> _Problem description_:
Give the count of lines in the data that include the string "school", with no added remarks.

Records from a dataset

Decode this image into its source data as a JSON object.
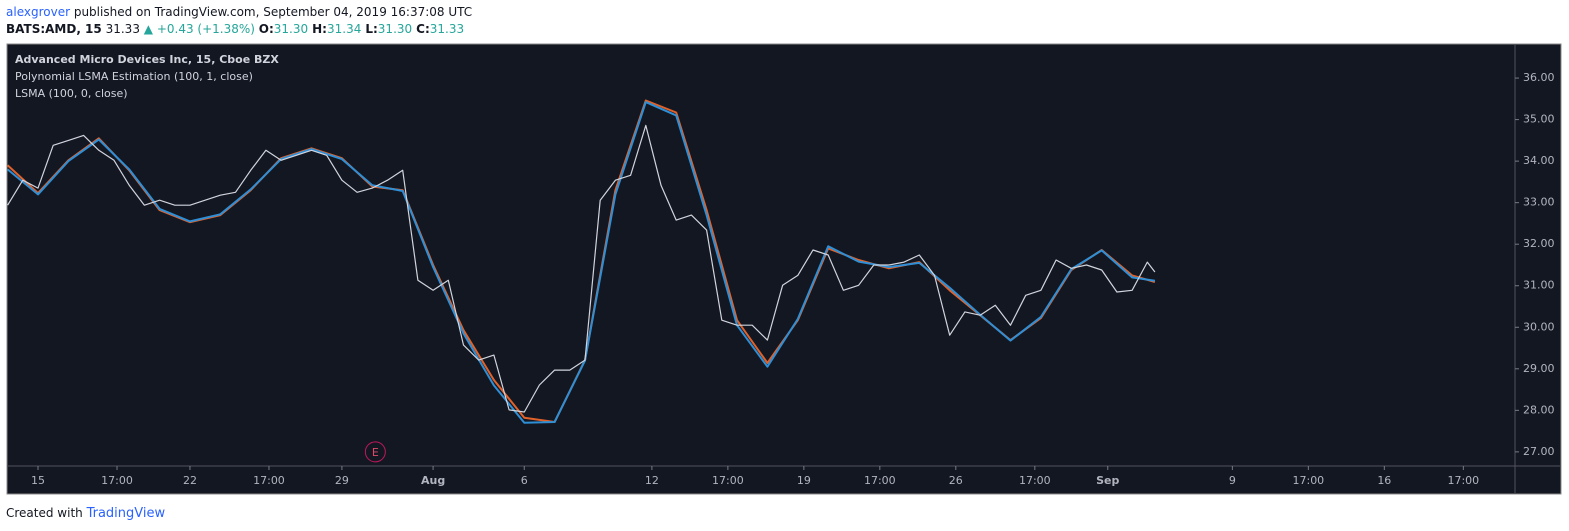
{
  "header": {
    "author": "alexgrover",
    "published": " published on TradingView.com, September 04, 2019 16:37:08 UTC",
    "symbol": "BATS:AMD, 15",
    "last": "31.33",
    "change": "▲ +0.43 (+1.38%)",
    "ohlc": [
      {
        "label": "O:",
        "value": "31.30"
      },
      {
        "label": "H:",
        "value": "31.34"
      },
      {
        "label": "L:",
        "value": "31.30"
      },
      {
        "label": "C:",
        "value": "31.33"
      }
    ]
  },
  "footer": {
    "created": "Created with",
    "brand": "TradingView"
  },
  "chart_data": {
    "type": "line",
    "grid": false,
    "xlim": [
      -1.02,
      48.6
    ],
    "ylim": [
      26.66,
      36.82
    ],
    "xticks": [
      {
        "value": 0,
        "label": "15"
      },
      {
        "value": 2.6,
        "label": "17:00"
      },
      {
        "value": 5,
        "label": "22"
      },
      {
        "value": 7.6,
        "label": "17:00"
      },
      {
        "value": 10,
        "label": "29"
      },
      {
        "value": 13,
        "label": "Aug"
      },
      {
        "value": 16,
        "label": "6"
      },
      {
        "value": 20.2,
        "label": "12"
      },
      {
        "value": 22.7,
        "label": "17:00"
      },
      {
        "value": 25.2,
        "label": "19"
      },
      {
        "value": 27.7,
        "label": "17:00"
      },
      {
        "value": 30.2,
        "label": "26"
      },
      {
        "value": 32.8,
        "label": "17:00"
      },
      {
        "value": 35.2,
        "label": "Sep"
      },
      {
        "value": 39.3,
        "label": "9"
      },
      {
        "value": 41.8,
        "label": "17:00"
      },
      {
        "value": 44.3,
        "label": "16"
      },
      {
        "value": 46.9,
        "label": "17:00"
      }
    ],
    "yticks": [
      {
        "value": 27,
        "label": "27.00"
      },
      {
        "value": 28,
        "label": "28.00"
      },
      {
        "value": 29,
        "label": "29.00"
      },
      {
        "value": 30,
        "label": "30.00"
      },
      {
        "value": 31,
        "label": "31.00"
      },
      {
        "value": 32,
        "label": "32.00"
      },
      {
        "value": 33,
        "label": "33.00"
      },
      {
        "value": 34,
        "label": "34.00"
      },
      {
        "value": 35,
        "label": "35.00"
      },
      {
        "value": 36,
        "label": "36.00"
      }
    ],
    "series": [
      {
        "name": "Advanced Micro Devices Inc, 15, Cboe BZX",
        "color": "#d1d4dc",
        "x": [
          -1,
          -0.5,
          0,
          0.5,
          1,
          1.5,
          2,
          2.5,
          3,
          3.5,
          4,
          4.5,
          5,
          5.5,
          6,
          6.5,
          7,
          7.5,
          8,
          8.5,
          9,
          9.5,
          10,
          10.5,
          11,
          11.5,
          12,
          12.5,
          13,
          13.5,
          14,
          14.5,
          15,
          15.5,
          16,
          16.5,
          17,
          17.5,
          18,
          18.5,
          19,
          19.5,
          20,
          20.5,
          21,
          21.5,
          22,
          22.5,
          23,
          23.5,
          24,
          24.5,
          25,
          25.5,
          26,
          26.5,
          27,
          27.5,
          28,
          28.5,
          29,
          29.5,
          30,
          30.5,
          31,
          31.5,
          32,
          32.5,
          33,
          33.5,
          34,
          34.5,
          35,
          35.5,
          36,
          36.5,
          36.75
        ],
        "values": [
          32.94,
          33.54,
          33.35,
          34.38,
          34.5,
          34.62,
          34.26,
          34.02,
          33.42,
          32.94,
          33.06,
          32.94,
          32.94,
          33.06,
          33.18,
          33.25,
          33.78,
          34.26,
          34.02,
          34.14,
          34.26,
          34.14,
          33.54,
          33.25,
          33.35,
          33.54,
          33.78,
          31.13,
          30.89,
          31.13,
          29.57,
          29.21,
          29.33,
          28.01,
          27.96,
          28.61,
          28.97,
          28.97,
          29.21,
          33.06,
          33.54,
          33.66,
          34.86,
          33.42,
          32.58,
          32.7,
          32.34,
          30.17,
          30.05,
          30.05,
          29.69,
          31.01,
          31.25,
          31.86,
          31.74,
          30.89,
          31.01,
          31.5,
          31.5,
          31.57,
          31.74,
          31.25,
          29.81,
          30.37,
          30.29,
          30.53,
          30.05,
          30.77,
          30.89,
          31.62,
          31.42,
          31.5,
          31.38,
          30.85,
          30.89,
          31.57,
          31.33
        ]
      },
      {
        "name": "Polynomial LSMA Estimation (100, 1, close)",
        "color": "#e0622a",
        "x": [
          -1,
          0,
          1,
          2,
          3,
          4,
          5,
          6,
          7,
          8,
          9,
          10,
          11,
          12,
          13,
          14,
          15,
          16,
          17,
          18,
          19,
          20,
          21,
          22,
          23,
          24,
          25,
          26,
          27,
          28,
          29,
          30,
          31,
          32,
          33,
          34,
          35,
          36,
          36.75
        ],
        "values": [
          33.9,
          33.23,
          34.02,
          34.55,
          33.78,
          32.82,
          32.53,
          32.7,
          33.3,
          34.07,
          34.31,
          34.07,
          33.39,
          33.3,
          31.5,
          29.93,
          28.73,
          27.82,
          27.72,
          29.21,
          33.3,
          35.46,
          35.17,
          32.82,
          30.17,
          29.14,
          30.17,
          31.9,
          31.62,
          31.42,
          31.57,
          30.89,
          30.29,
          29.69,
          30.22,
          31.38,
          31.86,
          31.25,
          31.09
        ]
      },
      {
        "name": "LSMA (100, 0, close)",
        "color": "#2e8fd6",
        "x": [
          -1,
          0,
          1,
          2,
          3,
          4,
          5,
          6,
          7,
          8,
          9,
          10,
          11,
          12,
          13,
          14,
          15,
          16,
          17,
          18,
          19,
          20,
          21,
          22,
          23,
          24,
          25,
          26,
          27,
          28,
          29,
          30,
          31,
          32,
          33,
          34,
          35,
          36,
          36.75
        ],
        "values": [
          33.8,
          33.2,
          34.0,
          34.52,
          33.8,
          32.85,
          32.55,
          32.72,
          33.32,
          34.05,
          34.29,
          34.05,
          33.42,
          33.28,
          31.45,
          29.85,
          28.6,
          27.7,
          27.72,
          29.2,
          33.2,
          35.42,
          35.1,
          32.7,
          30.05,
          29.05,
          30.2,
          31.95,
          31.58,
          31.45,
          31.55,
          30.95,
          30.3,
          29.68,
          30.25,
          31.4,
          31.85,
          31.2,
          31.12
        ]
      }
    ],
    "annotations": [
      {
        "x": 11.1,
        "y": 27,
        "label": "E"
      }
    ]
  }
}
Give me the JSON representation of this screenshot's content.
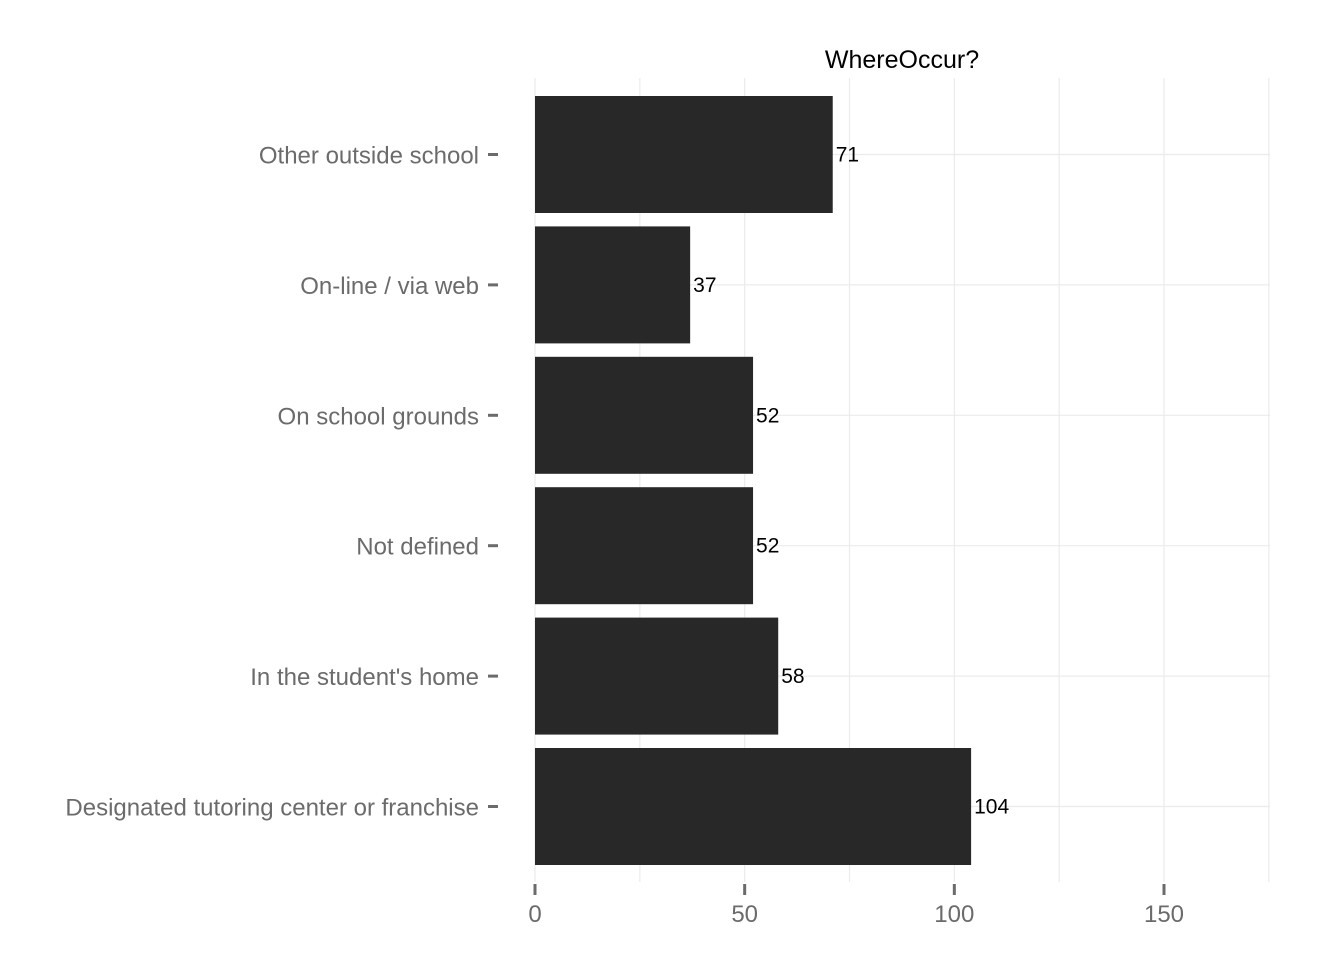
{
  "chart_data": {
    "type": "bar",
    "orientation": "horizontal",
    "title": "WhereOccur?",
    "xlabel": "",
    "ylabel": "",
    "categories": [
      "Other outside school",
      "On-line / via web",
      "On school grounds",
      "Not defined",
      "In the student's home",
      "Designated tutoring center or franchise"
    ],
    "values": [
      71,
      37,
      52,
      52,
      58,
      104
    ],
    "data_labels": [
      "71",
      "37",
      "52",
      "52",
      "58",
      "104"
    ],
    "xlim": [
      0,
      175
    ],
    "x_ticks": [
      0,
      50,
      100,
      150
    ],
    "x_tick_labels": [
      "0",
      "50",
      "100",
      "150"
    ],
    "grid": true,
    "legend": "none",
    "colors": {
      "bar": "#282828",
      "grid": "#ebebeb",
      "axis_text": "#6b6b6b",
      "title": "#000000",
      "data_label": "#000000"
    }
  }
}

> _Solution to this problem_:
2